[Stored records]
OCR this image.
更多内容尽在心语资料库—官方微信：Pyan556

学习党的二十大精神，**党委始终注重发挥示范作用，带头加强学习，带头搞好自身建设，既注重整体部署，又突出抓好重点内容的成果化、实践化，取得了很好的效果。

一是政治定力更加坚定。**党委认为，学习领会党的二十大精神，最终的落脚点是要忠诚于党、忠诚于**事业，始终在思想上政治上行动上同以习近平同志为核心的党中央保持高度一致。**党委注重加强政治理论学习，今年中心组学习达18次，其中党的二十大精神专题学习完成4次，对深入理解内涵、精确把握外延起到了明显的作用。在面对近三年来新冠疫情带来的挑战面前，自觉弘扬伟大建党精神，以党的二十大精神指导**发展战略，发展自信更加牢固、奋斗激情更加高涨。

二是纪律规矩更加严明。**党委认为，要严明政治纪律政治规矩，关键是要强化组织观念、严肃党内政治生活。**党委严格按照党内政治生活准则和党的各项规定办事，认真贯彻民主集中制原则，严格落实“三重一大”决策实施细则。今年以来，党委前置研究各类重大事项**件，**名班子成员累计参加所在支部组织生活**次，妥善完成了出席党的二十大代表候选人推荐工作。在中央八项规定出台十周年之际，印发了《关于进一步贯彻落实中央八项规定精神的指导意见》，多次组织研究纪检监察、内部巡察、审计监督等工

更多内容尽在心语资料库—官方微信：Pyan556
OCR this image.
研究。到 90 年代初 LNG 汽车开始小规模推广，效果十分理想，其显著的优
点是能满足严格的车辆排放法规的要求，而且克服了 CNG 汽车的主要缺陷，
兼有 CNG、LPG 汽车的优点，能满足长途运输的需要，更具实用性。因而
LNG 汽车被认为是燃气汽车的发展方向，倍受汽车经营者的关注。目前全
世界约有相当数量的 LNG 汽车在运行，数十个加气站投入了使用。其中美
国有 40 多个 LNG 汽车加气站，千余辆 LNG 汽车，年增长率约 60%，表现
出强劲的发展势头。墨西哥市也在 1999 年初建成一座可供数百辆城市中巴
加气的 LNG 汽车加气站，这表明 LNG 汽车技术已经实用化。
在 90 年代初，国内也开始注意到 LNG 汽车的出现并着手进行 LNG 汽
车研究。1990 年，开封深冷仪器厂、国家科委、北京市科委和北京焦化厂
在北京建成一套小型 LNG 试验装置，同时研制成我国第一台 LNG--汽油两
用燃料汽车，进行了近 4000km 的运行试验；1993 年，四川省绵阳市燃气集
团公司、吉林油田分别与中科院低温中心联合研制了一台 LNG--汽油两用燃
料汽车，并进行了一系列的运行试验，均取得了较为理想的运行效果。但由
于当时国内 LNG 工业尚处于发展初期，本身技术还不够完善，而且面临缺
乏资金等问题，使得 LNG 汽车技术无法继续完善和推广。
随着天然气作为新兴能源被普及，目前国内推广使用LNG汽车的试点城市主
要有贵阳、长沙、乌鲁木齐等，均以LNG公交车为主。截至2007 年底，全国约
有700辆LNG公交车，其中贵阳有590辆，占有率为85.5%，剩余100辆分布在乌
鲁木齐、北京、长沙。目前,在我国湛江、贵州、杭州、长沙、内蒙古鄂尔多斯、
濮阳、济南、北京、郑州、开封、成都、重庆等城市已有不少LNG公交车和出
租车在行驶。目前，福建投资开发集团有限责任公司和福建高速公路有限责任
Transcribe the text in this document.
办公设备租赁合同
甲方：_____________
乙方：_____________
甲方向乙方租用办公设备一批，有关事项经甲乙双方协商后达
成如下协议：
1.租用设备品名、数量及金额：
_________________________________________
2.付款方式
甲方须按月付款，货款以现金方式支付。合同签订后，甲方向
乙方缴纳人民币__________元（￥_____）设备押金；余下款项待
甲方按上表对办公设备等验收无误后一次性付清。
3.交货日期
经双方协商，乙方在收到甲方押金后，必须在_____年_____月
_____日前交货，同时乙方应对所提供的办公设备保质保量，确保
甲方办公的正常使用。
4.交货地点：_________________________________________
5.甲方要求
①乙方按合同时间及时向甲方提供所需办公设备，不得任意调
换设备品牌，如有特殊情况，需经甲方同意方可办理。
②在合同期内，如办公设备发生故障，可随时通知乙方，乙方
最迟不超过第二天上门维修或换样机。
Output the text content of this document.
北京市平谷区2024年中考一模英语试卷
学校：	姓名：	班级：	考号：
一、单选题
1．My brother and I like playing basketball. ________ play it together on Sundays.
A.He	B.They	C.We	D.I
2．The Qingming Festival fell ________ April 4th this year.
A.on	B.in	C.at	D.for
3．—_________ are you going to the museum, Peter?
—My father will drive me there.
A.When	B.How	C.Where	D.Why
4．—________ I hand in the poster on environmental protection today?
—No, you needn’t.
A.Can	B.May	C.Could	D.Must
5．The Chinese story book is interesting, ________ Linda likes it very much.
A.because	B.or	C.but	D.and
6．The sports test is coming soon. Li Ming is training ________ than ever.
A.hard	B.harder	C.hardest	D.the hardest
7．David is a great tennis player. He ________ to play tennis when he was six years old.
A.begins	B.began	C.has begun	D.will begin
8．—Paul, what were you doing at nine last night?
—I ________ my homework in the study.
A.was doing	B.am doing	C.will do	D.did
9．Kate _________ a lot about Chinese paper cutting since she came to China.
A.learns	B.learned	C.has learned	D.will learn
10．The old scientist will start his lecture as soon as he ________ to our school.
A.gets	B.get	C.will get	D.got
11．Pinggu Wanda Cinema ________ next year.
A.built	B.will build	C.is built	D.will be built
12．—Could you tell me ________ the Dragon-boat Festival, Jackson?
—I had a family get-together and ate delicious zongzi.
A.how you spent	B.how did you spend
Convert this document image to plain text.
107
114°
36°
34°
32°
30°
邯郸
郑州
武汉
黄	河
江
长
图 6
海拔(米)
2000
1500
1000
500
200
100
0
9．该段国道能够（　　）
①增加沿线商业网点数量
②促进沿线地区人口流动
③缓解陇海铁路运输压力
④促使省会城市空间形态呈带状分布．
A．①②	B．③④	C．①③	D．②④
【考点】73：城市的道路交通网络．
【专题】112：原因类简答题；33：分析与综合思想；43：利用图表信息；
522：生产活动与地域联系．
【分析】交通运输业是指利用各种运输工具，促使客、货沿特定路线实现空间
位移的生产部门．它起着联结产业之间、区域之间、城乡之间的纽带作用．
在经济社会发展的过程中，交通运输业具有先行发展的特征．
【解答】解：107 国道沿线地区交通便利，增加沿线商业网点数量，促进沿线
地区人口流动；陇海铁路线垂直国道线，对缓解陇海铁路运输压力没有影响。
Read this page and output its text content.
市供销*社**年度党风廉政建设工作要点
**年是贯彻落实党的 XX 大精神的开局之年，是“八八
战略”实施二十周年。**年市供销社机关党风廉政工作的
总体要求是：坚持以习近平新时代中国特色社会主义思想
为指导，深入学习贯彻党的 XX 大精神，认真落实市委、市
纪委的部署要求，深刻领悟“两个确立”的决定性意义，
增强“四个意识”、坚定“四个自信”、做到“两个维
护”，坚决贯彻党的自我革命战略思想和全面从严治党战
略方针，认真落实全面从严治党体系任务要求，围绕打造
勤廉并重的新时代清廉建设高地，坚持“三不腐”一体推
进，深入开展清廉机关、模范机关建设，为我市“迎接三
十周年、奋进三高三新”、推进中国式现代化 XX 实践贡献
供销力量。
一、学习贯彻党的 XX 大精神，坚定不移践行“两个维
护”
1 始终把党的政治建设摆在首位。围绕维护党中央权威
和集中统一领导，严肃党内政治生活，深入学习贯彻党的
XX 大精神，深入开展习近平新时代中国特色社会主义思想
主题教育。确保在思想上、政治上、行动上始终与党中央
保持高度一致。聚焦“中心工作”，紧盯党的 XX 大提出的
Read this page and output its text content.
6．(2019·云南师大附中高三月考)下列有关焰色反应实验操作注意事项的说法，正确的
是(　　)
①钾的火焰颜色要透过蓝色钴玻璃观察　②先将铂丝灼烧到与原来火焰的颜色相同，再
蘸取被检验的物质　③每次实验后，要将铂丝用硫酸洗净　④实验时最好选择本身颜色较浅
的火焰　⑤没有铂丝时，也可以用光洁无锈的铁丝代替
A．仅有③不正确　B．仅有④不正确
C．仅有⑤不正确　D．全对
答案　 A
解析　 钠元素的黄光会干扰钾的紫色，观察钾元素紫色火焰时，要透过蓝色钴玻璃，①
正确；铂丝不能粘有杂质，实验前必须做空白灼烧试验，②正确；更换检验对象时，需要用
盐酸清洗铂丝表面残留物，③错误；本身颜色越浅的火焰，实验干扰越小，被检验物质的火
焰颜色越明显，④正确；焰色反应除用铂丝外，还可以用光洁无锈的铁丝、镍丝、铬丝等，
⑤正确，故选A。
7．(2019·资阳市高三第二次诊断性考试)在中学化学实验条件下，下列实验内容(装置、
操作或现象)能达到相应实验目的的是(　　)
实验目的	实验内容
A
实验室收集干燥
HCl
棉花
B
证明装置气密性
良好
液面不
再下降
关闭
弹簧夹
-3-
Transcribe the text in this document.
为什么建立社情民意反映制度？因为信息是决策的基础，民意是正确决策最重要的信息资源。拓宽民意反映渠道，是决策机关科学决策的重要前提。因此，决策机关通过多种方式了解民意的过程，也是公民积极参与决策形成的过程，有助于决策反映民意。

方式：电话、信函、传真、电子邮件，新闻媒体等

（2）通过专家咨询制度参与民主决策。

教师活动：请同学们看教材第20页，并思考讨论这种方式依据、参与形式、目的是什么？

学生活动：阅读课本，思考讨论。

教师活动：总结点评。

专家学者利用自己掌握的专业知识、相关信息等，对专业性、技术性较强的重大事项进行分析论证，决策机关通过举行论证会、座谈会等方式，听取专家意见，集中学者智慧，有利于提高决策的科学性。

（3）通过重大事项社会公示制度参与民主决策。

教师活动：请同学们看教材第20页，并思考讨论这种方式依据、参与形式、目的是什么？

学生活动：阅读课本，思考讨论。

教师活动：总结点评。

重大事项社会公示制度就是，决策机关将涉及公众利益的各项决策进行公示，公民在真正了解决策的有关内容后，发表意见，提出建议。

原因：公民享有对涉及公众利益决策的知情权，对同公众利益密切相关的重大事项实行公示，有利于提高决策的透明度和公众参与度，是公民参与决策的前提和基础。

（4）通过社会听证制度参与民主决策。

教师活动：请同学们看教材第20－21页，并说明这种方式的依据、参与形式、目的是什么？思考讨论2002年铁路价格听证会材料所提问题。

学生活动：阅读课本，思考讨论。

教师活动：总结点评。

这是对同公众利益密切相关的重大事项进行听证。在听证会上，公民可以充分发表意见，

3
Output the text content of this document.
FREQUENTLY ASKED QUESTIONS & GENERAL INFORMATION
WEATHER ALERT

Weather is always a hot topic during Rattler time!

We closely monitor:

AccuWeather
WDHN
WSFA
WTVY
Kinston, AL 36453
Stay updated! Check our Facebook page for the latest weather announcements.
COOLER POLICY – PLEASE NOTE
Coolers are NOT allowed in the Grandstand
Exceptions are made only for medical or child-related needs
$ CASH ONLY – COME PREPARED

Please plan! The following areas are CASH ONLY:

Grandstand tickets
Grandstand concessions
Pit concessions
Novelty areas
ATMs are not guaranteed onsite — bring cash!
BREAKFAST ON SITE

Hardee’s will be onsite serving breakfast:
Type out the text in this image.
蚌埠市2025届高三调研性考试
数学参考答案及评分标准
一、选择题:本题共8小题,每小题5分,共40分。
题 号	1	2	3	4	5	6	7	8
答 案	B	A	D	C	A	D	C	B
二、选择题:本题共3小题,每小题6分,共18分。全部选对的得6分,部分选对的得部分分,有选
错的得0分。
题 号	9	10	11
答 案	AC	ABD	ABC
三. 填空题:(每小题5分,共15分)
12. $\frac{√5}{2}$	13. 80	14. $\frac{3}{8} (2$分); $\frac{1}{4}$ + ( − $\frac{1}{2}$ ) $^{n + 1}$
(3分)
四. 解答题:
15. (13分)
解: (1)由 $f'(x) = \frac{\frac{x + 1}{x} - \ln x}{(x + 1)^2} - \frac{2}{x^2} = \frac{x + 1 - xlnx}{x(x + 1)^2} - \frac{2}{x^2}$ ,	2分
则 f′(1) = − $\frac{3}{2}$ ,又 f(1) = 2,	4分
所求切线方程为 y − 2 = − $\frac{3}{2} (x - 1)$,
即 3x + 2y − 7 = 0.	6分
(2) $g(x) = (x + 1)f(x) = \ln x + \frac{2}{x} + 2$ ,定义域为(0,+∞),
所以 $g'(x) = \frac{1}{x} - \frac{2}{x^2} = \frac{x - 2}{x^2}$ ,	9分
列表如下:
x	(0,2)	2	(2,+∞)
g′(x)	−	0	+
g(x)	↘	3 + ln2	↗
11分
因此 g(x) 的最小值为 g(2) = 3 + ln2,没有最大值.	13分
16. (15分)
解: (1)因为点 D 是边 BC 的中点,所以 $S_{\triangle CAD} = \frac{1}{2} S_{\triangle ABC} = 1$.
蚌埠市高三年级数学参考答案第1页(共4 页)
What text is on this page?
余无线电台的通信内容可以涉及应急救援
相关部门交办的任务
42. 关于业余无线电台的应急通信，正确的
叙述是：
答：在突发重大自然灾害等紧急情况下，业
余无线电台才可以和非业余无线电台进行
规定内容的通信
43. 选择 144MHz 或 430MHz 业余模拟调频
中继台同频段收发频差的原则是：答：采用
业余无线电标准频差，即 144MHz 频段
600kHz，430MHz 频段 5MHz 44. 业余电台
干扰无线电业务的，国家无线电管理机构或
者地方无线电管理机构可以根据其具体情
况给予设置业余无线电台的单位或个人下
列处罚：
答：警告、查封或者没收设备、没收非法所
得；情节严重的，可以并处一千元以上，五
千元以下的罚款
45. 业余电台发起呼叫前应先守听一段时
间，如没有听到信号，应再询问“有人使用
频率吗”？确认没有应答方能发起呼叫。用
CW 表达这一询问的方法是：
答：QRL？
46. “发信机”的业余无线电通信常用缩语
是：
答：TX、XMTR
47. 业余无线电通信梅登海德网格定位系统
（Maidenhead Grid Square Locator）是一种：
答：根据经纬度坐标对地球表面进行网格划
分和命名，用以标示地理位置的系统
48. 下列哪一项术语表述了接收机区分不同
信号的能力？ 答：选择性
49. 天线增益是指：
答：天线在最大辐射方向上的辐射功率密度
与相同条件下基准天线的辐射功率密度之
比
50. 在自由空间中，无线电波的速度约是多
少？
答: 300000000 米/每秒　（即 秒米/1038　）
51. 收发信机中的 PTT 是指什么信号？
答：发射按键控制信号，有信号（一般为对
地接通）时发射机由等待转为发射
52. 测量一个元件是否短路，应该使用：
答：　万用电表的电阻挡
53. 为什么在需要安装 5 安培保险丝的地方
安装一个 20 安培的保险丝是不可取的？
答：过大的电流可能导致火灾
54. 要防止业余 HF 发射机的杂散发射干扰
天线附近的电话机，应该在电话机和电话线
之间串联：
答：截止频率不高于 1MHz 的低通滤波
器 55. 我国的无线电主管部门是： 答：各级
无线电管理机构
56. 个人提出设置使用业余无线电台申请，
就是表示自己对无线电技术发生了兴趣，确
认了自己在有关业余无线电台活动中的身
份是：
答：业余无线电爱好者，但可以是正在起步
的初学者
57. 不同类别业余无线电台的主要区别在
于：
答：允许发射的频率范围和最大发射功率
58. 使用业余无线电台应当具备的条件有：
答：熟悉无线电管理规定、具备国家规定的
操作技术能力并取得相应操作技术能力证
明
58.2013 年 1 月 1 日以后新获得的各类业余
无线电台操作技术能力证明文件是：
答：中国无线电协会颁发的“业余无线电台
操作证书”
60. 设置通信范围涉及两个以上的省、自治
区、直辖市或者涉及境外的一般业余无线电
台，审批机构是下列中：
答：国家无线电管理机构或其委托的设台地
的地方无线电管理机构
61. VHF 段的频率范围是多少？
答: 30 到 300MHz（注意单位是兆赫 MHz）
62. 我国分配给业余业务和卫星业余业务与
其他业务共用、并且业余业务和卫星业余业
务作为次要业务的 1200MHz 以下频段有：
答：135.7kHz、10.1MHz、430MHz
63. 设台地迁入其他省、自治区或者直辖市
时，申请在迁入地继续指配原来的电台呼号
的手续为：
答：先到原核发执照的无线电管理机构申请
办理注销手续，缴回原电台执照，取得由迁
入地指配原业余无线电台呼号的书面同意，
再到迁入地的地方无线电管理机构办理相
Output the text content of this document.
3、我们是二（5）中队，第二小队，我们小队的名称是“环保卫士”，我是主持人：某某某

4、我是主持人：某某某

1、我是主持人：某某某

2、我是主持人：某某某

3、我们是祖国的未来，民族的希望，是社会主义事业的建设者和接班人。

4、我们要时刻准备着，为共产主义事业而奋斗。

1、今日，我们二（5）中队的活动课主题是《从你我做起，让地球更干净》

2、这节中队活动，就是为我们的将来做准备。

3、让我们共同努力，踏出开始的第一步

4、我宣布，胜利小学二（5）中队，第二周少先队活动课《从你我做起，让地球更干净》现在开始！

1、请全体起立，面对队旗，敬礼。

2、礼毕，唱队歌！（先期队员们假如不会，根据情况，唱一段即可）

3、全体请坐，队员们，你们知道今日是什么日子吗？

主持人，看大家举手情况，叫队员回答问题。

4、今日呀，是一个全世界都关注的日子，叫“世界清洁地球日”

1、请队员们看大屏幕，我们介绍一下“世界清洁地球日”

→ WORK INSTRUCTIONS: From the entries above, return each line with the word "soon" in it.

→ EXERCISE ANSWER:
6．The sports test is coming soon. Li Ming is training ________ than ever.
10．The old scientist will start his lecture as soon as he ________ to our school.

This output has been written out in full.